[A run of records]
|---|
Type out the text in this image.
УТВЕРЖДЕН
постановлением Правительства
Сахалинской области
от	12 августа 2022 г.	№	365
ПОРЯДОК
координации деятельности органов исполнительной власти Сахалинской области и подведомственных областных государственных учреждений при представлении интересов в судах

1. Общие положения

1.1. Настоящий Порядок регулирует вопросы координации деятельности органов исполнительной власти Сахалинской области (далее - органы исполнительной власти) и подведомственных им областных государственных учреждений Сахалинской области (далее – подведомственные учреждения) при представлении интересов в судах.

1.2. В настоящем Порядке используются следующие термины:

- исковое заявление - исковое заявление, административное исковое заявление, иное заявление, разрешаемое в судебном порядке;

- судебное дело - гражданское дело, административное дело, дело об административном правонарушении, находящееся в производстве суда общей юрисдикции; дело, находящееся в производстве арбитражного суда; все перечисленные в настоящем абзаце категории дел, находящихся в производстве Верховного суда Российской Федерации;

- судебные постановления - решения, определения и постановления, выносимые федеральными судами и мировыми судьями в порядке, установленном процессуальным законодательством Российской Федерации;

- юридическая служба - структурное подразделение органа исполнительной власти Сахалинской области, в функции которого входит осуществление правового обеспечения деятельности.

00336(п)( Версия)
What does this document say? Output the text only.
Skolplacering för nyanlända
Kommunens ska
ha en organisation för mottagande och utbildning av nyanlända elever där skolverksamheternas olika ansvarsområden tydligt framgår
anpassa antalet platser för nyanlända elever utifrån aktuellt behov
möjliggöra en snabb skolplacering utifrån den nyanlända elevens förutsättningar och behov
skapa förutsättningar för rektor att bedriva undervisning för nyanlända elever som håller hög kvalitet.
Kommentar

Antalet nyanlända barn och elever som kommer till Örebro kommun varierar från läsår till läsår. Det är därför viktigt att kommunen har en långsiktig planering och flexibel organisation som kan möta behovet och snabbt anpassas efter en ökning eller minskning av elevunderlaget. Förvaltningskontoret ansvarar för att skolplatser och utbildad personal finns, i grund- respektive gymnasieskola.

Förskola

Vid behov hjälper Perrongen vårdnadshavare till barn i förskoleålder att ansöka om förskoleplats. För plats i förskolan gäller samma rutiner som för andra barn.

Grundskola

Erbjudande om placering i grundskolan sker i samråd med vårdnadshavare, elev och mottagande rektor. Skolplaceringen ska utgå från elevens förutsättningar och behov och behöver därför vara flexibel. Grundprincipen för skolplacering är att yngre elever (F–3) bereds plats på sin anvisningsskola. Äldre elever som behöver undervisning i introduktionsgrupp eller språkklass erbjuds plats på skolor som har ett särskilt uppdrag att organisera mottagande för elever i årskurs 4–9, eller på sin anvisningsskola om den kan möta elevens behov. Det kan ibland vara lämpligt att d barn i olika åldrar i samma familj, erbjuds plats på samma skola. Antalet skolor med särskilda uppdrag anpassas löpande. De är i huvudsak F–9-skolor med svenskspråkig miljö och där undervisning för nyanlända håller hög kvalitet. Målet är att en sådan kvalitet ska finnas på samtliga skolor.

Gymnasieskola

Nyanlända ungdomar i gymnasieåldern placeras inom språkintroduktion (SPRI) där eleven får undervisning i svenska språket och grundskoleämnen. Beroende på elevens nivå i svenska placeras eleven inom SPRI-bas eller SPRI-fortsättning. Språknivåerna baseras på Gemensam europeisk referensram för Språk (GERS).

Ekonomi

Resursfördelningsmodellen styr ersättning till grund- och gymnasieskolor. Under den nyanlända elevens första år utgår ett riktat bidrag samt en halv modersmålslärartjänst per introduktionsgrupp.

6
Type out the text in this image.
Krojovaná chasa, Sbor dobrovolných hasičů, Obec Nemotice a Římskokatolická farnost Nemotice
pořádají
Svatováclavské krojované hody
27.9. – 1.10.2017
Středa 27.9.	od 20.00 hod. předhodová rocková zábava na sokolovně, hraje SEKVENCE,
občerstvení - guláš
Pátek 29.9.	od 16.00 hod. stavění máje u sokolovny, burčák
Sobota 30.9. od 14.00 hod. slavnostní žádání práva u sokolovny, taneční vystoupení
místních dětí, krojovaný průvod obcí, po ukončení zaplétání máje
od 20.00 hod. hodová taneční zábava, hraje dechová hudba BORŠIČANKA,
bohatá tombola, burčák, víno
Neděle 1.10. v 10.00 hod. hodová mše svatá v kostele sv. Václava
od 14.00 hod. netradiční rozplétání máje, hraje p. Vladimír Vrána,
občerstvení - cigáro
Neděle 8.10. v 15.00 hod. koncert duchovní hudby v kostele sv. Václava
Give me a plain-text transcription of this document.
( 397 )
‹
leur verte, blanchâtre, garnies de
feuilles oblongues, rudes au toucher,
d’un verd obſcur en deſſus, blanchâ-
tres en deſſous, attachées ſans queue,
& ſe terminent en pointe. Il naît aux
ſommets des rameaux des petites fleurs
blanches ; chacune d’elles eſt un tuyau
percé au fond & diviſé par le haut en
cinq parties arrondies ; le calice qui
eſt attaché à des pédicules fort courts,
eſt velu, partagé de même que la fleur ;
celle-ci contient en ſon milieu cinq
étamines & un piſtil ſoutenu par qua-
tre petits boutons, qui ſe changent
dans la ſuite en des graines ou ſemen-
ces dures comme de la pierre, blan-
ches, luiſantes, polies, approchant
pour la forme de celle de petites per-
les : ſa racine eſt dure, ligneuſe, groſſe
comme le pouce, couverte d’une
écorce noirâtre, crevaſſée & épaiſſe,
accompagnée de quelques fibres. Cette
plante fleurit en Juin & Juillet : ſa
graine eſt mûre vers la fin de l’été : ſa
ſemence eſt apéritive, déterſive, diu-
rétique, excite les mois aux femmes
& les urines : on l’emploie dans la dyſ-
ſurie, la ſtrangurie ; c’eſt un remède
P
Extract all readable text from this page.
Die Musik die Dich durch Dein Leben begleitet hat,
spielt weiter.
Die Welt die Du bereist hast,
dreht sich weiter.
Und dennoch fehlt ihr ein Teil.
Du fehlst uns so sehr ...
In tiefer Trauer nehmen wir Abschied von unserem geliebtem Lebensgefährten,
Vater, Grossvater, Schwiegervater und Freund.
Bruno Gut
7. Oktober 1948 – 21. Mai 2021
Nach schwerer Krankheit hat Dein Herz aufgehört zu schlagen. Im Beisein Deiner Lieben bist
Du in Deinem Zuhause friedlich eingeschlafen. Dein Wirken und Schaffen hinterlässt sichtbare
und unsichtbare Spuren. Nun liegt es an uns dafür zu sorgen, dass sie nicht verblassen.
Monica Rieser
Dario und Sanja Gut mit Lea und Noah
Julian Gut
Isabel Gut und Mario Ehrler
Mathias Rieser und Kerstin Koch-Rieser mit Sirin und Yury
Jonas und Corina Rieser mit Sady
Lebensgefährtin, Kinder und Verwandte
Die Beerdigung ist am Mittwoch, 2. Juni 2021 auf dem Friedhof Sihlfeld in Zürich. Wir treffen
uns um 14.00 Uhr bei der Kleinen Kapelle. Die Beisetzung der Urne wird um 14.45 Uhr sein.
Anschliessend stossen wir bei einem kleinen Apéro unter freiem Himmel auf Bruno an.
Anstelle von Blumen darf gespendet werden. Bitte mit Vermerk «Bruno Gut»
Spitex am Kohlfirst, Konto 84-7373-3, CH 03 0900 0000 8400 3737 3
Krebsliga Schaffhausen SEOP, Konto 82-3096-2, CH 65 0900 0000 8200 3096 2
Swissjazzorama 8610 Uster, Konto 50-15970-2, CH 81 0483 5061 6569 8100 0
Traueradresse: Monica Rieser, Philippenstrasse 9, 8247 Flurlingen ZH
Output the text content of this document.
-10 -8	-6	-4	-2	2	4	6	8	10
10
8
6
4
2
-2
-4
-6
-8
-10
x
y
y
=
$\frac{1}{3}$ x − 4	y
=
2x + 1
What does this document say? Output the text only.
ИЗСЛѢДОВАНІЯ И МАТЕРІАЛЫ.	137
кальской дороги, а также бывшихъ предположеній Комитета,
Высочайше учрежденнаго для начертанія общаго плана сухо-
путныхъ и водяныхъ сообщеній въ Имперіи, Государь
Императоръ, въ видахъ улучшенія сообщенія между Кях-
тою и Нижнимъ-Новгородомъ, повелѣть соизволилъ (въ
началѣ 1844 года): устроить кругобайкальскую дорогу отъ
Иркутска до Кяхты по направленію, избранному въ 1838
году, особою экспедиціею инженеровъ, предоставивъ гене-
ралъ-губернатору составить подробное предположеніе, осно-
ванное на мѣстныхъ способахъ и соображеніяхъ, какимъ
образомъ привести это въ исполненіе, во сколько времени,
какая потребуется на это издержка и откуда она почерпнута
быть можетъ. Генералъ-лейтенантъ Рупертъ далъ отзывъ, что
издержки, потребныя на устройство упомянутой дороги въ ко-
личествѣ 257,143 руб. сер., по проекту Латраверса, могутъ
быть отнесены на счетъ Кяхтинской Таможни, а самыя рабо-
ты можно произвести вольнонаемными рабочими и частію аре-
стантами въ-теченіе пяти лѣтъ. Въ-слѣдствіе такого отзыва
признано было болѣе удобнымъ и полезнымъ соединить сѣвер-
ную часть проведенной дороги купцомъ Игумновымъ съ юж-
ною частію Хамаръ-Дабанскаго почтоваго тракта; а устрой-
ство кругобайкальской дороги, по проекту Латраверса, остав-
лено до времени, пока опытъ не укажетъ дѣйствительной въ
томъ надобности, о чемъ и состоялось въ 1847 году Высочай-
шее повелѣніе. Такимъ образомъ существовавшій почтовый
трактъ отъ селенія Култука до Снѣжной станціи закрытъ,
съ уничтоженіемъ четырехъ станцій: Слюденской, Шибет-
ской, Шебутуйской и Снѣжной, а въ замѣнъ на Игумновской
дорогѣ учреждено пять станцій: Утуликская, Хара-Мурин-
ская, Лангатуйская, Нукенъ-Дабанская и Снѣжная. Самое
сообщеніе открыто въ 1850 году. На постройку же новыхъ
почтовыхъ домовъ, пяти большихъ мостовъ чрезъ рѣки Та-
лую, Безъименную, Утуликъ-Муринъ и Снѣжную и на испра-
|---|
Count the lines that hold the string "проекту", and reply with that number alone.

- **Reply to the exercise**: 2